§ **STATED TASK**: Leave out the images and repeat the listing below without a single change.

§ **Stored data**:
——
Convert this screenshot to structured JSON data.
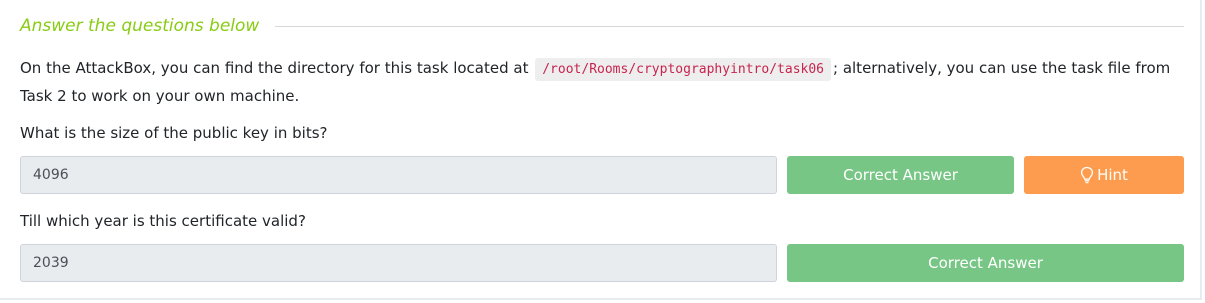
{
  "header": {
    "title": "Answer the questions below"
  },
  "intro": {
    "text_before": "On the AttackBox, you can find the directory for this task located at",
    "code_path": "/root/Rooms/cryptographyintro/task06",
    "text_after": "; alternatively, you can use the task file from Task 2 to work on your own machine."
  },
  "questions": [
    {
      "question": "What is the size of the public key in bits?",
      "answer": "4096",
      "status_label": "Correct Answer",
      "hint_label": "Hint"
    },
    {
      "question": "Till which year is this certificate valid?",
      "answer": "2039",
      "status_label": "Correct Answer"
    }
  ],
  "colors": {
    "accent_green": "#88cc14",
    "correct": "#77c685",
    "hint": "#fd9c4e",
    "code_text": "#c7254e"
  },
  "icons": {
    "hint_icon": "lightbulb-icon"
  }
}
——
§ **RESPONSE FOR THIS EXERCISE**:
Convert this screenshot to structured JSON data.
{
  "header": {
    "title": "Answer the questions below"
  },
  "intro": {
    "text_before": "On the AttackBox, you can find the directory for this task located at",
    "code_path": "/root/Rooms/cryptographyintro/task06",
    "text_after": "; alternatively, you can use the task file from Task 2 to work on your own machine."
  },
  "questions": [
    {
      "question": "What is the size of the public key in bits?",
      "answer": "4096",
      "status_label": "Correct Answer",
      "hint_label": "Hint"
    },
    {
      "question": "Till which year is this certificate valid?",
      "answer": "2039",
      "status_label": "Correct Answer"
    }
  ],
  "colors": {
    "accent_green": "#88cc14",
    "correct": "#77c685",
    "hint": "#fd9c4e",
    "code_text": "#c7254e"
  },
  "icons": {
    "hint_icon": "lightbulb-icon"
  }
}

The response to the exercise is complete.